Excerpt from a dataset:

-- start --

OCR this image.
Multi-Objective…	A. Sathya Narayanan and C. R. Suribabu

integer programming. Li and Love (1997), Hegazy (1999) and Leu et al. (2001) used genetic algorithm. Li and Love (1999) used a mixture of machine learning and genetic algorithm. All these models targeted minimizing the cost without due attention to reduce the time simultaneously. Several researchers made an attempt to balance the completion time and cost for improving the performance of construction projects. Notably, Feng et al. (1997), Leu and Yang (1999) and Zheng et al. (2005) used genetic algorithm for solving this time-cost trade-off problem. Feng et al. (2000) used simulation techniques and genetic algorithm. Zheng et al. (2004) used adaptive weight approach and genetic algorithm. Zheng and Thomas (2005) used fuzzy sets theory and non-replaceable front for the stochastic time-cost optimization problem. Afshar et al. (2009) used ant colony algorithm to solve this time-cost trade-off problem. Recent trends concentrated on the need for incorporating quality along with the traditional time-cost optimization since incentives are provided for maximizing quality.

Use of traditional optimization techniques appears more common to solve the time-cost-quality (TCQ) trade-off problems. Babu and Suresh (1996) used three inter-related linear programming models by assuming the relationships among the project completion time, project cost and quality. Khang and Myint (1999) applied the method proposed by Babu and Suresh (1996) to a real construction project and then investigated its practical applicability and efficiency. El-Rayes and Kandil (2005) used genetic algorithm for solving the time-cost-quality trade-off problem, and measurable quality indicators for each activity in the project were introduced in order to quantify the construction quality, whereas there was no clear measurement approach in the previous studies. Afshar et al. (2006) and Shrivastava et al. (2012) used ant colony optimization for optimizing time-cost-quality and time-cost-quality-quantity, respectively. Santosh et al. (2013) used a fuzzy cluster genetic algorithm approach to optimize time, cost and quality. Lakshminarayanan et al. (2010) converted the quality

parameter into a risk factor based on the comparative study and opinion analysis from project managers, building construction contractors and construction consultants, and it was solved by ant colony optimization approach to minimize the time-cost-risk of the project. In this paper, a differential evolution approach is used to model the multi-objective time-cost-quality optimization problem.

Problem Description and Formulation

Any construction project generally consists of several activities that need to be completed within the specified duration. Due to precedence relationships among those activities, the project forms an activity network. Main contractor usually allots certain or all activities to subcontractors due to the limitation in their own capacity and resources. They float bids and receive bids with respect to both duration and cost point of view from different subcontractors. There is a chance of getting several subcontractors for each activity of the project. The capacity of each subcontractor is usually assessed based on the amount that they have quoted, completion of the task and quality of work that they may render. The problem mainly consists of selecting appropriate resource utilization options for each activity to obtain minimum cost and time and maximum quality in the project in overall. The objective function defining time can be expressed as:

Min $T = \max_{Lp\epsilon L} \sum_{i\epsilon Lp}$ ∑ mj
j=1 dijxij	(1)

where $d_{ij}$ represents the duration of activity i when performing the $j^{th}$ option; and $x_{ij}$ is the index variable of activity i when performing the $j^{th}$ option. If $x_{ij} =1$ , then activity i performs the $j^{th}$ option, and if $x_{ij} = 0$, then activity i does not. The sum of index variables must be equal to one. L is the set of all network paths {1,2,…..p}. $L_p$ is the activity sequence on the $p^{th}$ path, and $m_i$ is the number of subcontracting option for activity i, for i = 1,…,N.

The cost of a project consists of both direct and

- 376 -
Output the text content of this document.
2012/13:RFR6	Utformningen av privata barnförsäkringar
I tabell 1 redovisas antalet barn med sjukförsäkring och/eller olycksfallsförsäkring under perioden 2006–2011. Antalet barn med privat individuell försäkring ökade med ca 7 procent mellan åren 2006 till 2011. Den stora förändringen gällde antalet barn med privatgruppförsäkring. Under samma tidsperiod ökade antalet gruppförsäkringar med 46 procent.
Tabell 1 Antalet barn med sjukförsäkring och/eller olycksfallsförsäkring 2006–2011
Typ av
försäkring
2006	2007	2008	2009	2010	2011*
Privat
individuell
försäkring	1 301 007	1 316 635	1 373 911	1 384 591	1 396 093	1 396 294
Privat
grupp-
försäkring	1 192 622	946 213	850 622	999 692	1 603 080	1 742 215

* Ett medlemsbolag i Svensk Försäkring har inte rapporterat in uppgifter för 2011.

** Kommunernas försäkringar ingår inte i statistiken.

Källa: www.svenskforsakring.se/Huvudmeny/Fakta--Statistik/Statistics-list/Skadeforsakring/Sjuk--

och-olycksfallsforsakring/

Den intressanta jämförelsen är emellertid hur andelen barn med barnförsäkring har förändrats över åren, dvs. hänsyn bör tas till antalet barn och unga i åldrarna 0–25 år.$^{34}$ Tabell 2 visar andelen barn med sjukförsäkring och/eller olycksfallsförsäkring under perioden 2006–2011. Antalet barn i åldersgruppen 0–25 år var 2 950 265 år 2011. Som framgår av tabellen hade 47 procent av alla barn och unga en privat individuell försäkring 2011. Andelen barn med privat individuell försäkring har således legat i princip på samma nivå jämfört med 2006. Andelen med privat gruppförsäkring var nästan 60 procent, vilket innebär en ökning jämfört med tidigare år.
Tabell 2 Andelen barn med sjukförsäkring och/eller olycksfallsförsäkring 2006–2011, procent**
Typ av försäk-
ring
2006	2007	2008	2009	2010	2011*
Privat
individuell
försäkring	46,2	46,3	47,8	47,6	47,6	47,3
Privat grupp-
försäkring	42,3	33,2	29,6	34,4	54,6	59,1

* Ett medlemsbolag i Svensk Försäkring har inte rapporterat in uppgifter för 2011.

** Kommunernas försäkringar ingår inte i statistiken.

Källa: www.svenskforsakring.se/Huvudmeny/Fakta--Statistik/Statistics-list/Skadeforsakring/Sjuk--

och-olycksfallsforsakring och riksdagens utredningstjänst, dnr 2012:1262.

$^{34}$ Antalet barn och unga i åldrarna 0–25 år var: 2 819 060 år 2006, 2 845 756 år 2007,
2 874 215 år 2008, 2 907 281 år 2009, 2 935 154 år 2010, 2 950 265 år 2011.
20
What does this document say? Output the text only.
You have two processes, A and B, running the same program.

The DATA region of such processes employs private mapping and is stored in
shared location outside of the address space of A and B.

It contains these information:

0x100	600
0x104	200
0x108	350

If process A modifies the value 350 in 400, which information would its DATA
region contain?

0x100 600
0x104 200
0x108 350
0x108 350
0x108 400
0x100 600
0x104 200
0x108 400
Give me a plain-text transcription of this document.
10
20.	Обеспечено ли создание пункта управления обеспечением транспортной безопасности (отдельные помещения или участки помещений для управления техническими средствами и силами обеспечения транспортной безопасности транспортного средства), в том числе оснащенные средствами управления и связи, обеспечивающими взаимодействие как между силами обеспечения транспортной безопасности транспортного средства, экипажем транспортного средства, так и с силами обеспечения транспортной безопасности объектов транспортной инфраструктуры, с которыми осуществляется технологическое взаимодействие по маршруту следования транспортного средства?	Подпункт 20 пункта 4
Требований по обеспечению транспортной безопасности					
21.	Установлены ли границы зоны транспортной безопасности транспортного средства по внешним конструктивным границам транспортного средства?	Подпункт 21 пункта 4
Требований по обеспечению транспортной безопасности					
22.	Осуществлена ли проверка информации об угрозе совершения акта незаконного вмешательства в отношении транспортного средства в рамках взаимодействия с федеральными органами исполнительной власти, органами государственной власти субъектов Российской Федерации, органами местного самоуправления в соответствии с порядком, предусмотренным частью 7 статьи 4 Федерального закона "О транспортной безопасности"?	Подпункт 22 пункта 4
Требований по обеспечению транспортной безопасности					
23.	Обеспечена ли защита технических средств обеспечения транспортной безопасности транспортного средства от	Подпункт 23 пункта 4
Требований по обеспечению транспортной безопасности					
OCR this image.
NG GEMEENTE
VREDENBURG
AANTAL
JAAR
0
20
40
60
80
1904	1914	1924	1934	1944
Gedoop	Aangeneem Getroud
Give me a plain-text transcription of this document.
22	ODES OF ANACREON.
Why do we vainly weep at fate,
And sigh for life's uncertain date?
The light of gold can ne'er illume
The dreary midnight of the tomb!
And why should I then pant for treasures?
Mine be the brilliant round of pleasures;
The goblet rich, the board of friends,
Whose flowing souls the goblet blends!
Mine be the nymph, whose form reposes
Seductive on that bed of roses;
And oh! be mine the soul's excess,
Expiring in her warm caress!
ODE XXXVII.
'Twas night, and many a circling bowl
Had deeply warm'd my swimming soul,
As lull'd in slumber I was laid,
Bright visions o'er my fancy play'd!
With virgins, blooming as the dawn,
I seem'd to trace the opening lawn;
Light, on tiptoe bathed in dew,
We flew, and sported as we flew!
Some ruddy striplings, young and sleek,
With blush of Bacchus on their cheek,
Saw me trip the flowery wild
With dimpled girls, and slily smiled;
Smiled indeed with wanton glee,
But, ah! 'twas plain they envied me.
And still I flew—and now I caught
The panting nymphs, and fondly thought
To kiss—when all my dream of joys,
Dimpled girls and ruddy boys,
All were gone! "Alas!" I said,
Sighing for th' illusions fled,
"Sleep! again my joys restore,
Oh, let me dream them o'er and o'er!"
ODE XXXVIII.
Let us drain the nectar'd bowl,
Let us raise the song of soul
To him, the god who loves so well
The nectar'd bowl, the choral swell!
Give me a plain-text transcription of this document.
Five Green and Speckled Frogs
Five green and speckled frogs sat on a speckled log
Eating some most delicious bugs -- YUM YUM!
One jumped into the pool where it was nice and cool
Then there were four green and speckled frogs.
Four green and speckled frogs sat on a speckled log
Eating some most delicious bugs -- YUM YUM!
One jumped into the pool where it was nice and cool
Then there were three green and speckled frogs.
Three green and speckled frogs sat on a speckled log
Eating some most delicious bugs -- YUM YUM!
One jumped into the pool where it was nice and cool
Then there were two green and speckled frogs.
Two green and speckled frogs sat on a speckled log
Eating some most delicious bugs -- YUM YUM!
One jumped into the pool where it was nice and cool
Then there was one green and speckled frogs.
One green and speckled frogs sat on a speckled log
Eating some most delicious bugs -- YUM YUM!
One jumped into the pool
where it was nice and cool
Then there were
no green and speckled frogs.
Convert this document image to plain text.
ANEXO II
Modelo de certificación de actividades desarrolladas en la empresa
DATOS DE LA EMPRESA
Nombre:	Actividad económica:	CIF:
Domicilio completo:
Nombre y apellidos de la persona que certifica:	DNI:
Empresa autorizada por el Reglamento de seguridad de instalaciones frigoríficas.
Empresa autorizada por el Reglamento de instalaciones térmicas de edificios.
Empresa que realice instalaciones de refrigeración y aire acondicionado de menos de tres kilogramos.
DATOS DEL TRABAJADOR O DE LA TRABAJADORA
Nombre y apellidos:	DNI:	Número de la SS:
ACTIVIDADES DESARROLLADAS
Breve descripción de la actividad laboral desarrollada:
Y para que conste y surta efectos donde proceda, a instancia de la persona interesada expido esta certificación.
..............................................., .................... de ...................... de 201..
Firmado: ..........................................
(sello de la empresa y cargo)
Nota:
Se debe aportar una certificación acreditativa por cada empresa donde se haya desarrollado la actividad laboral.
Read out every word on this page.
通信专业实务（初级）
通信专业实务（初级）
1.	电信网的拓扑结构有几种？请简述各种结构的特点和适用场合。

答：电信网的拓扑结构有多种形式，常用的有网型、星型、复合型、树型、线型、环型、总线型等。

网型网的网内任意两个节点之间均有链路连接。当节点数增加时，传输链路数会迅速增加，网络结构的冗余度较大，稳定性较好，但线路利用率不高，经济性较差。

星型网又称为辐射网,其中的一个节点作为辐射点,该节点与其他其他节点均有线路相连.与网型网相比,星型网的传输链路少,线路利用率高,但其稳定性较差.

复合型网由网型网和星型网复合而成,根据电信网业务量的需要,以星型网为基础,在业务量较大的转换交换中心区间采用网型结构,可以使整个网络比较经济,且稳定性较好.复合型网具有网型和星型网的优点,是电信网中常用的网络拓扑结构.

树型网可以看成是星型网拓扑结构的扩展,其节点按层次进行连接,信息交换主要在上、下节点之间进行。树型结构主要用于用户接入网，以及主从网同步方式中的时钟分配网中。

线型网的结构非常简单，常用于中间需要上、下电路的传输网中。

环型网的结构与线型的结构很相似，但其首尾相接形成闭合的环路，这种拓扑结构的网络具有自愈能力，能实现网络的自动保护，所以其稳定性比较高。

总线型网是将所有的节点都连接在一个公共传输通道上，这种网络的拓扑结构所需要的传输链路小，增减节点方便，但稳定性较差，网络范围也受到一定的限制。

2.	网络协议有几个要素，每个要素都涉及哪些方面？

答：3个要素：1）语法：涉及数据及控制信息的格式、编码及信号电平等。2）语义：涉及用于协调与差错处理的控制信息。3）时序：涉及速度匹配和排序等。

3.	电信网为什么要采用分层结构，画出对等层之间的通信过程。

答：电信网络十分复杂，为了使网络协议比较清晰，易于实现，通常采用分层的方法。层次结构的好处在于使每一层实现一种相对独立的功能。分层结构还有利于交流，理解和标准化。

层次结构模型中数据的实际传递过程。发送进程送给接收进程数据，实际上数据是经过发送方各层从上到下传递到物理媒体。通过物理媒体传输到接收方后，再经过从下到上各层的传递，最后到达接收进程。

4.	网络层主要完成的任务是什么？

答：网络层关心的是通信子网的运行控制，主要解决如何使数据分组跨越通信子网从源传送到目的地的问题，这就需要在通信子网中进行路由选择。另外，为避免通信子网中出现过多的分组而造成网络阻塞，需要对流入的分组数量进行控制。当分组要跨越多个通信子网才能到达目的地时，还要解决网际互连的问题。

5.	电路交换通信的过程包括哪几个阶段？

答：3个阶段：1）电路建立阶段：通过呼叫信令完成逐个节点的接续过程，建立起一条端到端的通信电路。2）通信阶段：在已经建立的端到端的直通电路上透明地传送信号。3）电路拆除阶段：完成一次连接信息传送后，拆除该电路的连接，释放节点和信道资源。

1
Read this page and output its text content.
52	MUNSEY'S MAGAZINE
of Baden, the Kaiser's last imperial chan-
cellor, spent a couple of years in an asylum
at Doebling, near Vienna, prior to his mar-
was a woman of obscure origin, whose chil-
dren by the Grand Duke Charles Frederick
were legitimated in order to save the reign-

-- end --

Extract all lines that hold the word "have".

TASK ANSWER:
Any construction project generally consists of several activities that need to be completed within the specified duration. Due to precedence relationships among those activities, the project forms an activity network. Main contractor usually allots certain or all activities to subcontractors due to the limitation in their own capacity and resources. They float bids and receive bids with respect to both duration and cost point of view from different subcontractors. There is a chance of getting several subcontractors for each activity of the project. The capacity of each subcontractor is usually assessed based on the amount that they have quoted, completion of the task and quality of work that they may render. The problem mainly consists of selecting appropriate resource utilization options for each activity to obtain minimum cost and time and maximum quality in the project in overall. The objective function defining time can be expressed as:
You have two processes, A and B, running the same program.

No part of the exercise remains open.